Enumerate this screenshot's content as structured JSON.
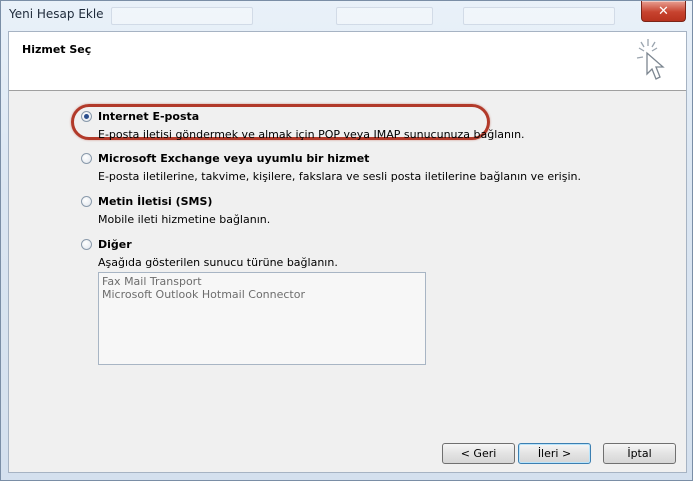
{
  "window": {
    "title": "Yeni Hesap Ekle",
    "close_label": "✕"
  },
  "header": {
    "title": "Hizmet Seç",
    "icon": "wizard-cursor-icon"
  },
  "options": [
    {
      "label": "Internet E-posta",
      "description": "E-posta iletisi göndermek ve almak için POP veya IMAP sunucunuza bağlanın.",
      "checked": true
    },
    {
      "label": "Microsoft Exchange veya uyumlu bir hizmet",
      "description": "E-posta iletilerine, takvime, kişilere, fakslara ve sesli posta iletilerine bağlanın ve erişin.",
      "checked": false
    },
    {
      "label": "Metin İletisi (SMS)",
      "description": "Mobile ileti hizmetine bağlanın.",
      "checked": false
    },
    {
      "label": "Diğer",
      "description": "Aşağıda gösterilen sunucu türüne bağlanın.",
      "checked": false
    }
  ],
  "server_list": [
    "Fax Mail Transport",
    "Microsoft Outlook Hotmail Connector"
  ],
  "buttons": {
    "back": "< Geri",
    "next": "İleri >",
    "cancel": "İptal"
  },
  "colors": {
    "highlight": "#b23a2a",
    "close": "#c7432f"
  }
}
* * *
**PROBLEM REQUIREMENTS:** In the material above, tally every line with the string "bağlanın" in it, then give that number alone.

**TASK SOLUTION:** 4